**Instructions for the task:** Write out all of the entries that follow, word for word, but skip the pictures.

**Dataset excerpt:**
========================================
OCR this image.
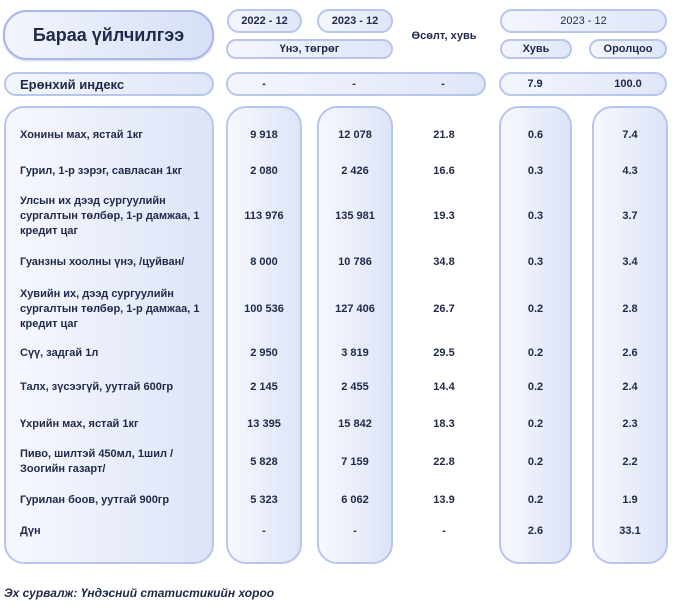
Бараа үйлчилгээ
2022 - 12	2023 - 12
Үнэ, төгрөг
Өсөлт, хувь
2023 - 12
Хувь	Оролцоо
Ерөнхий индекс	-	-	-	7.9	100.0
Хонины мах, ястай 1кг	9 918	12 078	21.8	0.6	7.4
Гурил, 1-р зэрэг, савласан 1кг	2 080	2 426	16.6	0.3	4.3
Улсын их дээд сургуулийн сургалтын төлбөр, 1-р дамжаа, 1 кредит цаг
113 976	135 981	19.3	0.3	3.7
Гуанзны хоолны үнэ, /цуйван/	8 000	10 786	34.8	0.3	3.4
Хувийн их, дээд сургуулийн сургалтын төлбөр, 1-р дамжаа, 1 кредит цаг
100 536	127 406	26.7	0.2	2.8
Сүү, задгай 1л	2 950	3 819	29.5	0.2	2.6
Талх, зүсээгүй, уутгай 600гр	2 145	2 455	14.4	0.2	2.4
Үхрийн мах, ястай 1кг	13 395	15 842	18.3	0.2	2.3
Пиво, шилтэй 450мл, 1шил / Зоогийн газарт/
5 828	7 159	22.8	0.2	2.2
Гурилан боов, уутгай 900гр	5 323	6 062	13.9	0.2	1.9
Дүн	-	-	-	2.6	33.1
Эх сурвалж: Үндэсний статистикийн хороо
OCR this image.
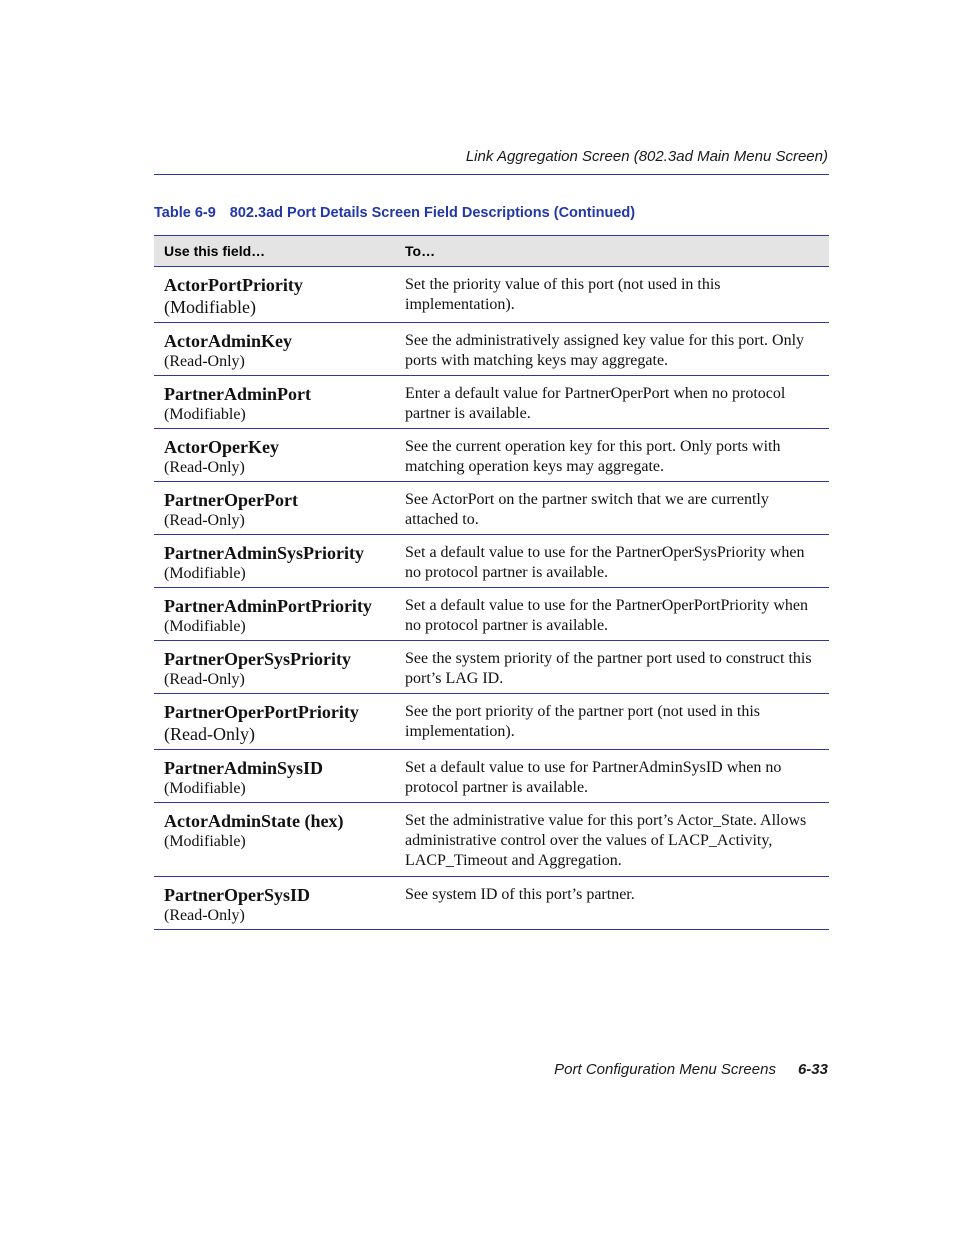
Link Aggregation Screen (802.3ad Main Menu Screen)
Table 6-9 802.3ad Port Details Screen Field Descriptions (Continued)
Use this field…	To…

ActorPortPriority
(Modifiable)	Set the priority value of this port (not used in this implementation).

ActorAdminKey
(Read-Only)	See the administratively assigned key value for this port. Only ports with matching keys may aggregate.

PartnerAdminPort
(Modifiable)	Enter a default value for PartnerOperPort when no protocol partner is available.

ActorOperKey
(Read-Only)	See the current operation key for this port. Only ports with matching operation keys may aggregate.

PartnerOperPort
(Read-Only)	See ActorPort on the partner switch that we are currently attached to.

PartnerAdminSysPriority
(Modifiable)	Set a default value to use for the PartnerOperSysPriority when no protocol partner is available.

PartnerAdminPortPriority
(Modifiable)	Set a default value to use for the PartnerOperPortPriority when no protocol partner is available.

PartnerOperSysPriority
(Read-Only)	See the system priority of the partner port used to construct this port’s LAG ID.

PartnerOperPortPriority
(Read-Only)	See the port priority of the partner port (not used in this implementation).

PartnerAdminSysID
(Modifiable)	Set a default value to use for PartnerAdminSysID when no protocol partner is available.

ActorAdminState (hex)
(Modifiable)	Set the administrative value for this port’s Actor_State. Allows administrative control over the values of LACP_Activity, LACP_Timeout and Aggregation.

PartnerOperSysID
(Read-Only)	See system ID of this port’s partner.
Port Configuration Menu Screens 6-33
========================================
**Correct response:**
OCR this image.
Бараа үйлчилгээ
2022 - 12	2023 - 12
Үнэ, төгрөг
Өсөлт, хувь
2023 - 12
Хувь	Оролцоо
Ерөнхий индекс	-	-	-	7.9	100.0
Хонины мах, ястай 1кг	9 918	12 078	21.8	0.6	7.4
Гурил, 1-р зэрэг, савласан 1кг	2 080	2 426	16.6	0.3	4.3
Улсын их дээд сургуулийн сургалтын төлбөр, 1-р дамжаа, 1 кредит цаг
113 976	135 981	19.3	0.3	3.7
Гуанзны хоолны үнэ, /цуйван/	8 000	10 786	34.8	0.3	3.4
Хувийн их, дээд сургуулийн сургалтын төлбөр, 1-р дамжаа, 1 кредит цаг
100 536	127 406	26.7	0.2	2.8
Сүү, задгай 1л	2 950	3 819	29.5	0.2	2.6
Талх, зүсээгүй, уутгай 600гр	2 145	2 455	14.4	0.2	2.4
Үхрийн мах, ястай 1кг	13 395	15 842	18.3	0.2	2.3
Пиво, шилтэй 450мл, 1шил / Зоогийн газарт/
5 828	7 159	22.8	0.2	2.2
Гурилан боов, уутгай 900гр	5 323	6 062	13.9	0.2	1.9
Дүн	-	-	-	2.6	33.1
Эх сурвалж: Үндэсний статистикийн хороо
OCR this image.
Link Aggregation Screen (802.3ad Main Menu Screen)
Table 6-9 802.3ad Port Details Screen Field Descriptions (Continued)
Use this field…	To…

ActorPortPriority
(Modifiable)	Set the priority value of this port (not used in this implementation).

ActorAdminKey
(Read-Only)	See the administratively assigned key value for this port. Only ports with matching keys may aggregate.

PartnerAdminPort
(Modifiable)	Enter a default value for PartnerOperPort when no protocol partner is available.

ActorOperKey
(Read-Only)	See the current operation key for this port. Only ports with matching operation keys may aggregate.

PartnerOperPort
(Read-Only)	See ActorPort on the partner switch that we are currently attached to.

PartnerAdminSysPriority
(Modifiable)	Set a default value to use for the PartnerOperSysPriority when no protocol partner is available.

PartnerAdminPortPriority
(Modifiable)	Set a default value to use for the PartnerOperPortPriority when no protocol partner is available.

PartnerOperSysPriority
(Read-Only)	See the system priority of the partner port used to construct this port’s LAG ID.

PartnerOperPortPriority
(Read-Only)	See the port priority of the partner port (not used in this implementation).

PartnerAdminSysID
(Modifiable)	Set a default value to use for PartnerAdminSysID when no protocol partner is available.

ActorAdminState (hex)
(Modifiable)	Set the administrative value for this port’s Actor_State. Allows administrative control over the values of LACP_Activity, LACP_Timeout and Aggregation.

PartnerOperSysID
(Read-Only)	See system ID of this port’s partner.
Port Configuration Menu Screens 6-33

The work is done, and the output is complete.